- _REQUIRED WORK_: Take each line containing the word "Generation" and copy it.
>> BEGIN DATA SUPPLIED
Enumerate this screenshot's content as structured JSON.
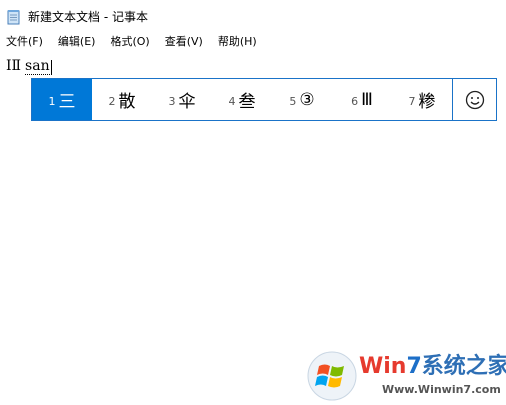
{
  "window": {
    "title": "新建文本文档 - 记事本",
    "icon": "notepad-icon"
  },
  "menu": [
    {
      "label": "文件(F)"
    },
    {
      "label": "编辑(E)"
    },
    {
      "label": "格式(O)"
    },
    {
      "label": "查看(V)"
    },
    {
      "label": "帮助(H)"
    }
  ],
  "editor": {
    "typed_text": "ⅠⅡ",
    "composition": "san"
  },
  "ime": {
    "selected_index": 0,
    "candidates": [
      {
        "num": "1",
        "text": "三"
      },
      {
        "num": "2",
        "text": "散"
      },
      {
        "num": "3",
        "text": "伞"
      },
      {
        "num": "4",
        "text": "叁"
      },
      {
        "num": "5",
        "text": "③"
      },
      {
        "num": "6",
        "text": "Ⅲ"
      },
      {
        "num": "7",
        "text": "糁"
      }
    ],
    "emoji_icon": "smiley-icon",
    "accent_color": "#0078d7"
  },
  "watermark": {
    "brand_part1": "Win",
    "brand_part2": "7",
    "brand_part3": "系统之家",
    "url": "Www.Winwin7.com"
  }
}
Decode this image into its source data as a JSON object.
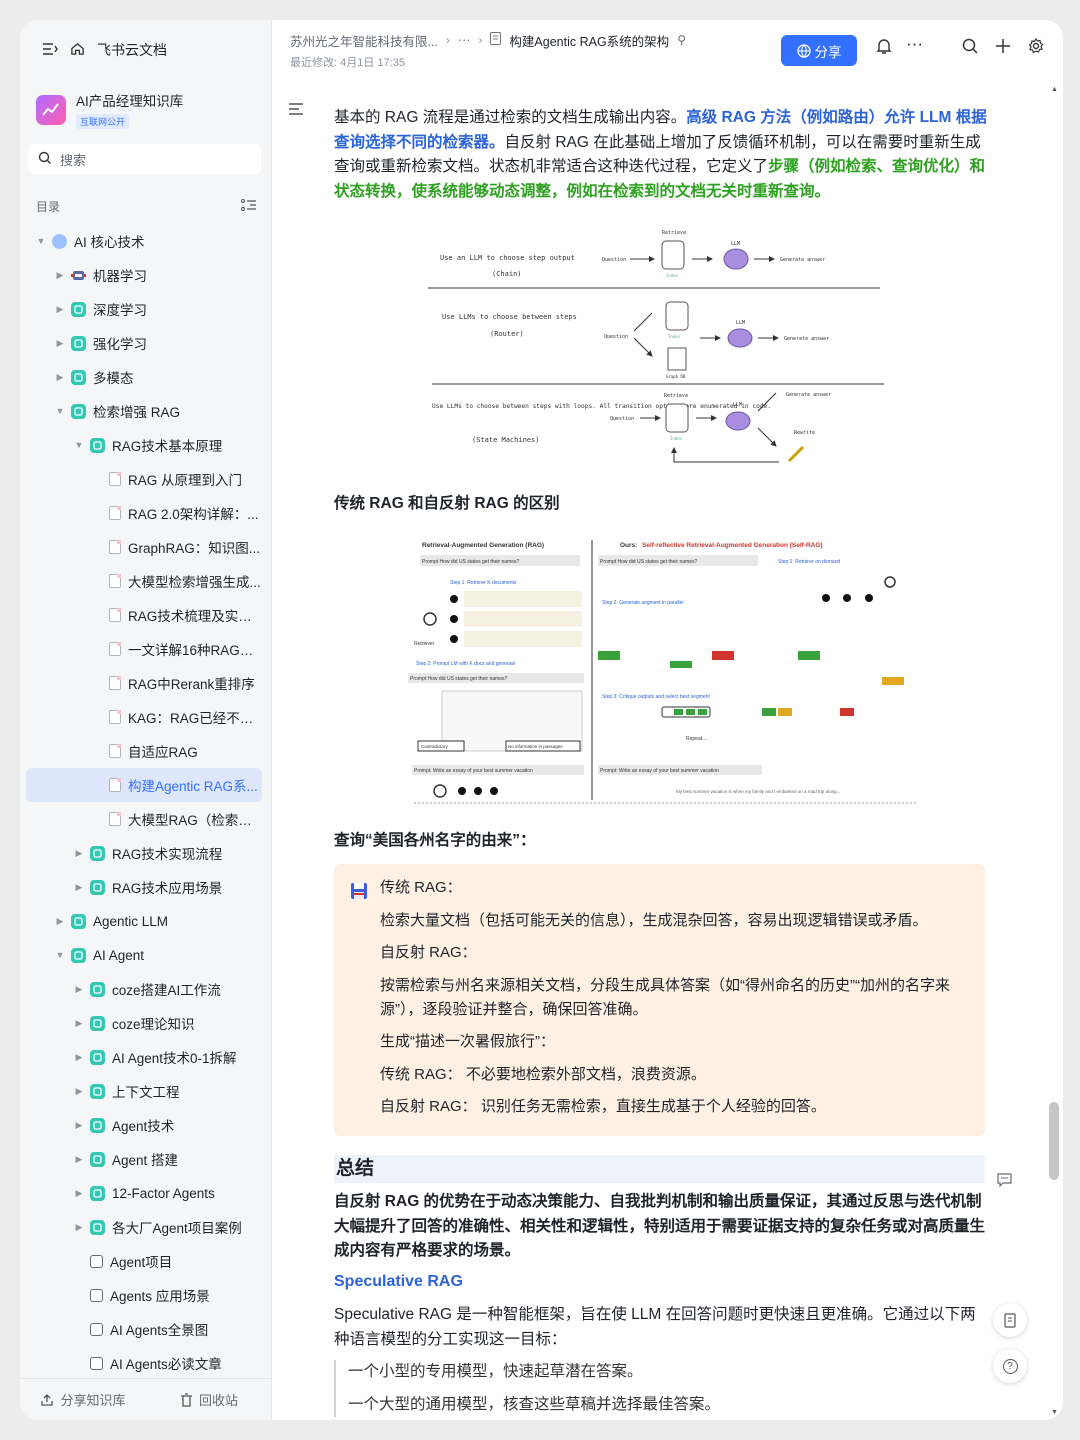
{
  "sidebar": {
    "app_title": "飞书云文档",
    "kb_title": "AI产品经理知识库",
    "kb_badge": "互联网公开",
    "search_placeholder": "搜索",
    "toc_label": "目录",
    "items": [
      {
        "label": "AI 核心技术",
        "level": 0,
        "icon": "globe",
        "arrow": "down"
      },
      {
        "label": "机器学习",
        "level": 1,
        "icon": "robot",
        "arrow": "right"
      },
      {
        "label": "深度学习",
        "level": 1,
        "icon": "kb",
        "arrow": "right"
      },
      {
        "label": "强化学习",
        "level": 1,
        "icon": "kb",
        "arrow": "right"
      },
      {
        "label": "多模态",
        "level": 1,
        "icon": "kb",
        "arrow": "right"
      },
      {
        "label": "检索增强 RAG",
        "level": 1,
        "icon": "kb",
        "arrow": "down"
      },
      {
        "label": "RAG技术基本原理",
        "level": 2,
        "icon": "kb",
        "arrow": "down"
      },
      {
        "label": "RAG 从原理到入门",
        "level": 3,
        "icon": "doc",
        "arrow": ""
      },
      {
        "label": "RAG 2.0架构详解：...",
        "level": 3,
        "icon": "doc",
        "arrow": ""
      },
      {
        "label": "GraphRAG：知识图...",
        "level": 3,
        "icon": "doc",
        "arrow": ""
      },
      {
        "label": "大模型检索增强生成...",
        "level": 3,
        "icon": "doc",
        "arrow": ""
      },
      {
        "label": "RAG技术梳理及实践...",
        "level": 3,
        "icon": "doc",
        "arrow": ""
      },
      {
        "label": "一文详解16种RAG架...",
        "level": 3,
        "icon": "doc",
        "arrow": ""
      },
      {
        "label": "RAG中Rerank重排序",
        "level": 3,
        "icon": "doc",
        "arrow": ""
      },
      {
        "label": "KAG：RAG已经不够...",
        "level": 3,
        "icon": "doc",
        "arrow": ""
      },
      {
        "label": "自适应RAG",
        "level": 3,
        "icon": "doc",
        "arrow": ""
      },
      {
        "label": "构建Agentic RAG系...",
        "level": 3,
        "icon": "doc",
        "arrow": "",
        "selected": true
      },
      {
        "label": "大模型RAG（检索增...",
        "level": 3,
        "icon": "doc",
        "arrow": ""
      },
      {
        "label": "RAG技术实现流程",
        "level": 2,
        "icon": "kb",
        "arrow": "right"
      },
      {
        "label": "RAG技术应用场景",
        "level": 2,
        "icon": "kb",
        "arrow": "right"
      },
      {
        "label": "Agentic LLM",
        "level": 1,
        "icon": "kb",
        "arrow": "right"
      },
      {
        "label": "AI Agent",
        "level": 1,
        "icon": "kb",
        "arrow": "down"
      },
      {
        "label": "coze搭建AI工作流",
        "level": 2,
        "icon": "kb",
        "arrow": "right"
      },
      {
        "label": "coze理论知识",
        "level": 2,
        "icon": "kb",
        "arrow": "right"
      },
      {
        "label": "AI Agent技术0-1拆解",
        "level": 2,
        "icon": "kb",
        "arrow": "right"
      },
      {
        "label": "上下文工程",
        "level": 2,
        "icon": "kb",
        "arrow": "right"
      },
      {
        "label": "Agent技术",
        "level": 2,
        "icon": "kb",
        "arrow": "right"
      },
      {
        "label": "Agent 搭建",
        "level": 2,
        "icon": "kb",
        "arrow": "right"
      },
      {
        "label": "12-Factor Agents",
        "level": 2,
        "icon": "kb",
        "arrow": "right"
      },
      {
        "label": "各大厂Agent项目案例",
        "level": 2,
        "icon": "kb",
        "arrow": "right"
      },
      {
        "label": "Agent项目",
        "level": 2,
        "icon": "box",
        "arrow": ""
      },
      {
        "label": "Agents 应用场景",
        "level": 2,
        "icon": "box",
        "arrow": ""
      },
      {
        "label": "AI Agents全景图",
        "level": 2,
        "icon": "box",
        "arrow": ""
      },
      {
        "label": "AI Agents必读文章",
        "level": 2,
        "icon": "box",
        "arrow": ""
      }
    ],
    "share_kb": "分享知识库",
    "recycle": "回收站"
  },
  "header": {
    "crumb_org": "苏州光之年智能科技有限...",
    "crumb_more": "···",
    "crumb_doc": "构建Agentic RAG系统的架构",
    "modified": "最近修改: 4月1日 17:35",
    "share": "分享"
  },
  "content": {
    "para1_a": "基本的 RAG 流程是通过检索的文档生成输出内容。",
    "para1_b": "高级 RAG 方法（例如路由）允许 LLM 根据查询选择不同的检索器。",
    "para1_c": "自反射 RAG 在此基础上增加了反馈循环机制，可以在需要时重新生成查询或重新检索文档。状态机非常适合这种迭代过程，它定义了",
    "para1_d": "步骤（例如检索、查询优化）和状态转换，使系统能够动态调整，例如在检索到的文档无关时重新查询。",
    "fig1": {
      "row1": "Use an LLM to choose step output",
      "row1b": "(Chain)",
      "row2": "Use LLMs to choose between steps",
      "row2b": "(Router)",
      "row3": "Use LLMs to choose between steps with loops. All transition options are enumerated in code.",
      "row3b": "(State Machines)",
      "question": "Question",
      "retrieve": "Retrieve",
      "index": "Index",
      "llm": "LLM",
      "generate": "Generate answer",
      "rewrite": "Rewrite",
      "graph": "Graph DB"
    },
    "h_diff": "传统 RAG 和自反射 RAG 的区别",
    "fig2": {
      "left_title": "Retrieval-Augmented Generation (RAG)",
      "right_title_a": "Ours: ",
      "right_title_b": "Self-reflective Retrieval-Augmented Generation (Self-RAG)",
      "prompt1": "Prompt How did US states get their names?",
      "step1": "Step 1: Retrieve K documents",
      "step1r": "Step 1: Retrieve on demand",
      "step2": "Step 2: Prompt LM with K docs and generate",
      "step2r": "Step 2: Generate segment in parallel",
      "step3r": "Step 3: Critique outputs and select best segment",
      "prompt2": "Prompt: Write an essay of your best summer vacation",
      "retriever": "Retriever",
      "contradictory": "Contradictory",
      "no_info": "No information in passages",
      "repeat": "Repeat....",
      "my_best": "My best summer vacation is when my family and I embarked on a road trip along..."
    },
    "h_query": "查询“美国各州名字的由来”：",
    "callout": [
      "传统 RAG：",
      "检索大量文档（包括可能无关的信息），生成混杂回答，容易出现逻辑错误或矛盾。",
      "自反射 RAG：",
      "按需检索与州名来源相关文档，分段生成具体答案（如“得州命名的历史”“加州的名字来",
      "源”），逐段验证并整合，确保回答准确。",
      "生成“描述一次暑假旅行”：",
      "传统 RAG： 不必要地检索外部文档，浪费资源。",
      "自反射 RAG： 识别任务无需检索，直接生成基于个人经验的回答。"
    ],
    "summary_h": "总结",
    "summary": "自反射 RAG 的优势在于动态决策能力、自我批判机制和输出质量保证，其通过反思与迭代机制大幅提升了回答的准确性、相关性和逻辑性，特别适用于需要证据支持的复杂任务或对高质量生成内容有严格要求的场景。",
    "spec_h": "Speculative RAG",
    "spec_p": "Speculative RAG 是一种智能框架，旨在使 LLM 在回答问题时更快速且更准确。它通过以下两种语言模型的分工实现这一目标：",
    "quote1": "一个小型的专用模型，快速起草潜在答案。",
    "quote2": "一个大型的通用模型，核查这些草稿并选择最佳答案。"
  },
  "colors": {
    "accent": "#3370ff",
    "green": "#2ea121",
    "callout_bg": "#fef1e3"
  }
}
>> END DATA SUPPLIED
- _OUTPUT_:
      "left_title": "Retrieval-Augmented Generation (RAG)",
      "right_title_b": "Self-reflective Retrieval-Augmented Generation (Self-RAG)",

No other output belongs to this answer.